Job:
Without omitting anything, retype the data that follows.

----

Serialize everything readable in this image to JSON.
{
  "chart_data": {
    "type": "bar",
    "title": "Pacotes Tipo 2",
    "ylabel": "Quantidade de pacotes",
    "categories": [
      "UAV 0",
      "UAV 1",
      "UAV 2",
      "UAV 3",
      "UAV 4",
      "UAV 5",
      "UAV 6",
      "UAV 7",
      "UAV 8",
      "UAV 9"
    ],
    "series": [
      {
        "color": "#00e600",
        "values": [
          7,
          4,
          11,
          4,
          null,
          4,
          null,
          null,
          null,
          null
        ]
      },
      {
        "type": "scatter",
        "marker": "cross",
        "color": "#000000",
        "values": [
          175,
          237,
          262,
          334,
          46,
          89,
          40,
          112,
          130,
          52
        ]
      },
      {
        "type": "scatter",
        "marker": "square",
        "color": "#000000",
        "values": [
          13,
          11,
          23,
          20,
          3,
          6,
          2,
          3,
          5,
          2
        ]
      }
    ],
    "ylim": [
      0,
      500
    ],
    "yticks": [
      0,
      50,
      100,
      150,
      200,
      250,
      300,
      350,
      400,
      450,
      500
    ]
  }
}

----

Reply:
Serialize everything readable in this image to JSON.
{
  "chart_data": {
    "type": "bar",
    "title": "Pacotes Tipo 2",
    "ylabel": "Quantidade de pacotes",
    "categories": [
      "UAV 0",
      "UAV 1",
      "UAV 2",
      "UAV 3",
      "UAV 4",
      "UAV 5",
      "UAV 6",
      "UAV 7",
      "UAV 8",
      "UAV 9"
    ],
    "series": [
      {
        "color": "#00e600",
        "values": [
          7,
          4,
          11,
          4,
          null,
          4,
          null,
          null,
          null,
          null
        ]
      },
      {
        "type": "scatter",
        "marker": "cross",
        "color": "#000000",
        "values": [
          175,
          237,
          262,
          334,
          46,
          89,
          40,
          112,
          130,
          52
        ]
      },
      {
        "type": "scatter",
        "marker": "square",
        "color": "#000000",
        "values": [
          13,
          11,
          23,
          20,
          3,
          6,
          2,
          3,
          5,
          2
        ]
      }
    ],
    "ylim": [
      0,
      500
    ],
    "yticks": [
      0,
      50,
      100,
      150,
      200,
      250,
      300,
      350,
      400,
      450,
      500
    ]
  }
}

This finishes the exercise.